◆ Exercise brief: Write out every entry exactly as given, but omit the pictures.

(Items from a figure collection)
------------------------------
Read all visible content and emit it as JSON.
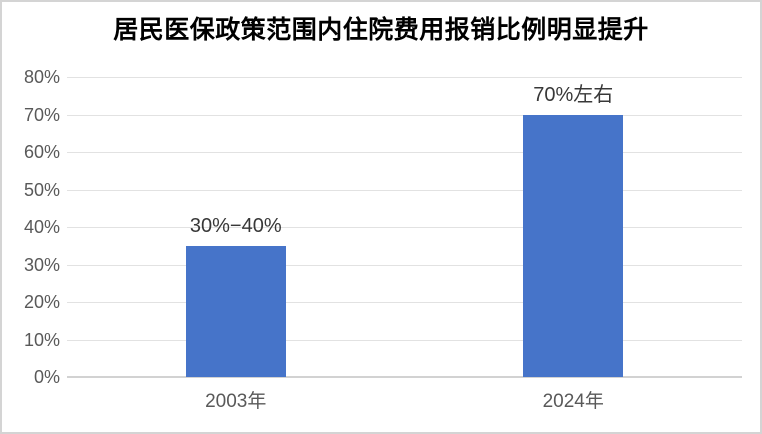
{
  "page": {
    "background": "#ffffff",
    "border_color": "#d4d4d4"
  },
  "chart_data": {
    "type": "bar",
    "title": "居民医保政策范围内住院费用报销比例明显提升",
    "categories": [
      "2003年",
      "2024年"
    ],
    "values": [
      35,
      70
    ],
    "bar_labels": [
      "30%−40%",
      "70%左右"
    ],
    "xlabel": "",
    "ylabel": "",
    "ylim": [
      0,
      80
    ],
    "yticks": [
      0,
      10,
      20,
      30,
      40,
      50,
      60,
      70,
      80
    ],
    "ytick_labels": [
      "0%",
      "10%",
      "20%",
      "30%",
      "40%",
      "50%",
      "60%",
      "70%",
      "80%"
    ],
    "grid": true,
    "legend": false,
    "colors": {
      "bar": "#4674c9",
      "gridline": "#e2e2e2",
      "baseline": "#d2d2d2",
      "tick_label": "#595959",
      "bar_label": "#383838",
      "title": "#000000"
    }
  }
}
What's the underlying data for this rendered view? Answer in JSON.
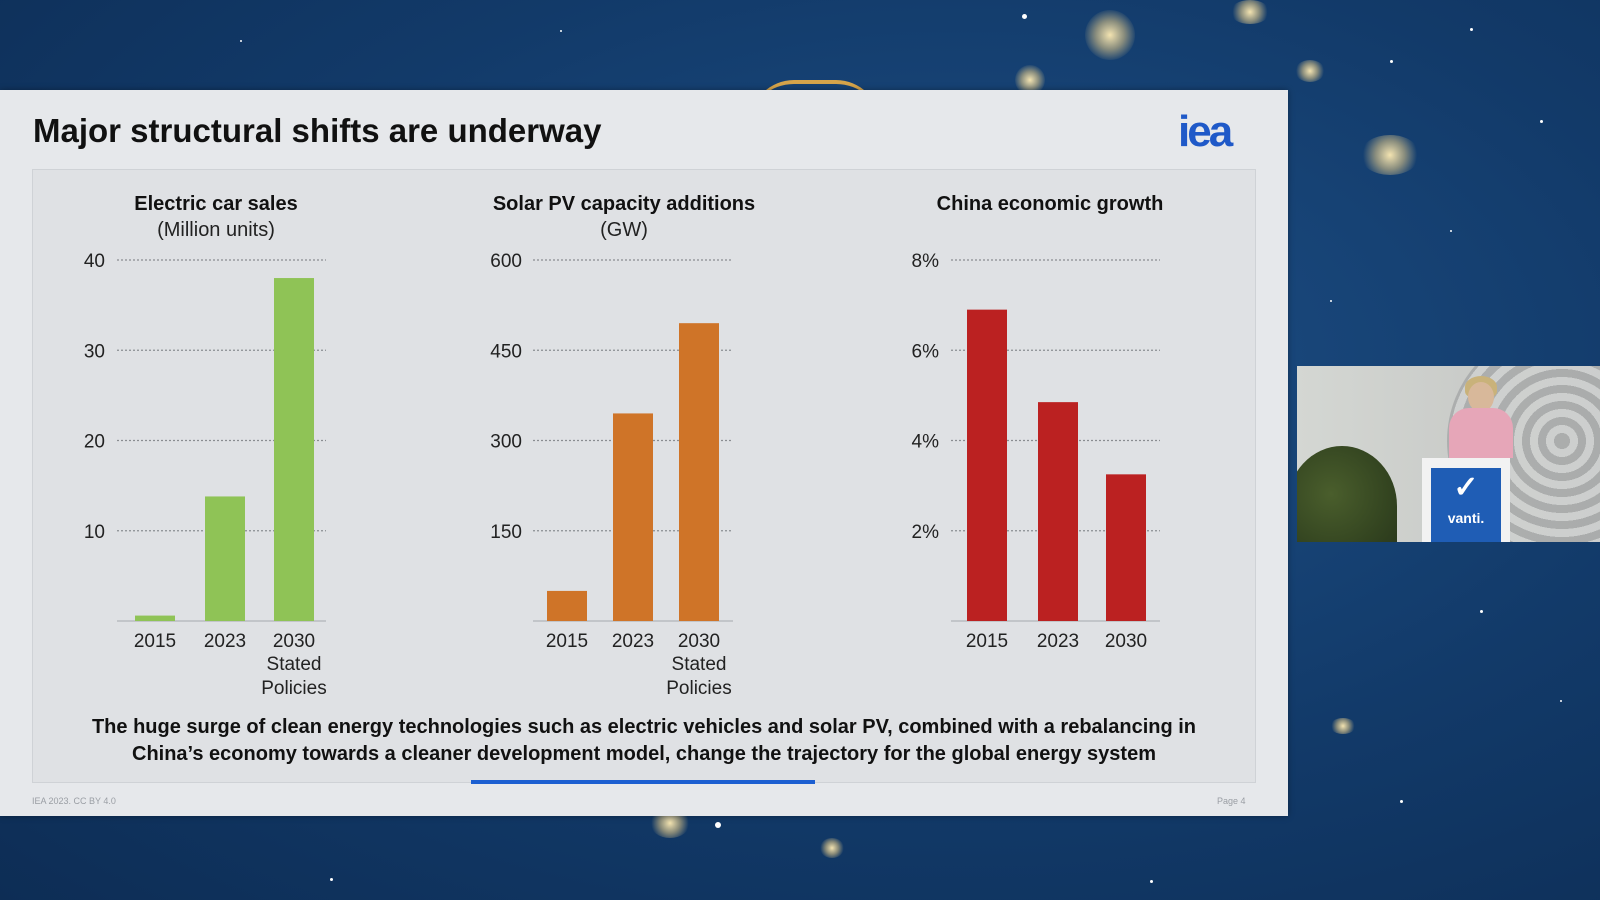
{
  "slide": {
    "title": "Major structural shifts are underway",
    "logo": "iea",
    "caption_line1": "The huge surge of clean energy technologies such as electric vehicles and solar PV, combined with a rebalancing in",
    "caption_line2": "China’s economy towards a cleaner development model, change the trajectory for the global energy system",
    "footer_left": "IEA 2023. CC BY 4.0",
    "footer_right": "Page 4",
    "progress_fraction": 0.27
  },
  "podium": {
    "brand": "vanti."
  },
  "colors": {
    "ev": "#8fc356",
    "solar": "#cf7428",
    "china": "#bb2121",
    "background": "#123a69",
    "accent": "#1c5fd1"
  },
  "chart_data": [
    {
      "type": "bar",
      "title": "Electric car sales",
      "subtitle": "(Million units)",
      "categories": [
        "2015",
        "2023",
        "2030"
      ],
      "category_sublabels": [
        "",
        "",
        "Stated\nPolicies"
      ],
      "values": [
        0.6,
        13.8,
        38
      ],
      "ylim": [
        0,
        40
      ],
      "yticks": [
        10,
        20,
        30,
        40
      ],
      "ytick_labels": [
        "10",
        "20",
        "30",
        "40"
      ],
      "grid": true
    },
    {
      "type": "bar",
      "title": "Solar PV capacity additions",
      "subtitle": "(GW)",
      "categories": [
        "2015",
        "2023",
        "2030"
      ],
      "category_sublabels": [
        "",
        "",
        "Stated\nPolicies"
      ],
      "values": [
        50,
        345,
        495
      ],
      "ylim": [
        0,
        600
      ],
      "yticks": [
        150,
        300,
        450,
        600
      ],
      "ytick_labels": [
        "150",
        "300",
        "450",
        "600"
      ],
      "grid": true
    },
    {
      "type": "bar",
      "title": "China economic growth",
      "subtitle": "",
      "categories": [
        "2015",
        "2023",
        "2030"
      ],
      "category_sublabels": [
        "",
        "",
        ""
      ],
      "values": [
        6.9,
        4.85,
        3.25
      ],
      "ylim": [
        0,
        8
      ],
      "yticks": [
        2,
        4,
        6,
        8
      ],
      "ytick_labels": [
        "2%",
        "4%",
        "6%",
        "8%"
      ],
      "grid": true
    }
  ]
}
------------------------------
◆ Final answer:
Read all visible content and emit it as JSON.
{
  "page": {
    "background": "#ffffff",
    "border_color": "#d4d4d4"
  },
  "chart_data": {
    "type": "bar",
    "title": "居民医保政策范围内住院费用报销比例明显提升",
    "categories": [
      "2003年",
      "2024年"
    ],
    "values": [
      35,
      70
    ],
    "bar_labels": [
      "30%−40%",
      "70%左右"
    ],
    "xlabel": "",
    "ylabel": "",
    "ylim": [
      0,
      80
    ],
    "yticks": [
      0,
      10,
      20,
      30,
      40,
      50,
      60,
      70,
      80
    ],
    "ytick_labels": [
      "0%",
      "10%",
      "20%",
      "30%",
      "40%",
      "50%",
      "60%",
      "70%",
      "80%"
    ],
    "grid": true,
    "legend": false,
    "colors": {
      "bar": "#4674c9",
      "gridline": "#e2e2e2",
      "baseline": "#d2d2d2",
      "tick_label": "#595959",
      "bar_label": "#383838",
      "title": "#000000"
    }
  }
}
What's the underlying data for this rendered view? Answer in JSON.
{
  "slide": {
    "title": "Major structural shifts are underway",
    "logo": "iea",
    "caption_line1": "The huge surge of clean energy technologies such as electric vehicles and solar PV, combined with a rebalancing in",
    "caption_line2": "China’s economy towards a cleaner development model, change the trajectory for the global energy system",
    "footer_left": "IEA 2023. CC BY 4.0",
    "footer_right": "Page 4",
    "progress_fraction": 0.27
  },
  "podium": {
    "brand": "vanti."
  },
  "colors": {
    "ev": "#8fc356",
    "solar": "#cf7428",
    "china": "#bb2121",
    "background": "#123a69",
    "accent": "#1c5fd1"
  },
  "chart_data": [
    {
      "type": "bar",
      "title": "Electric car sales",
      "subtitle": "(Million units)",
      "categories": [
        "2015",
        "2023",
        "2030"
      ],
      "category_sublabels": [
        "",
        "",
        "Stated\nPolicies"
      ],
      "values": [
        0.6,
        13.8,
        38
      ],
      "ylim": [
        0,
        40
      ],
      "yticks": [
        10,
        20,
        30,
        40
      ],
      "ytick_labels": [
        "10",
        "20",
        "30",
        "40"
      ],
      "grid": true
    },
    {
      "type": "bar",
      "title": "Solar PV capacity additions",
      "subtitle": "(GW)",
      "categories": [
        "2015",
        "2023",
        "2030"
      ],
      "category_sublabels": [
        "",
        "",
        "Stated\nPolicies"
      ],
      "values": [
        50,
        345,
        495
      ],
      "ylim": [
        0,
        600
      ],
      "yticks": [
        150,
        300,
        450,
        600
      ],
      "ytick_labels": [
        "150",
        "300",
        "450",
        "600"
      ],
      "grid": true
    },
    {
      "type": "bar",
      "title": "China economic growth",
      "subtitle": "",
      "categories": [
        "2015",
        "2023",
        "2030"
      ],
      "category_sublabels": [
        "",
        "",
        ""
      ],
      "values": [
        6.9,
        4.85,
        3.25
      ],
      "ylim": [
        0,
        8
      ],
      "yticks": [
        2,
        4,
        6,
        8
      ],
      "ytick_labels": [
        "2%",
        "4%",
        "6%",
        "8%"
      ],
      "grid": true
    }
  ]
}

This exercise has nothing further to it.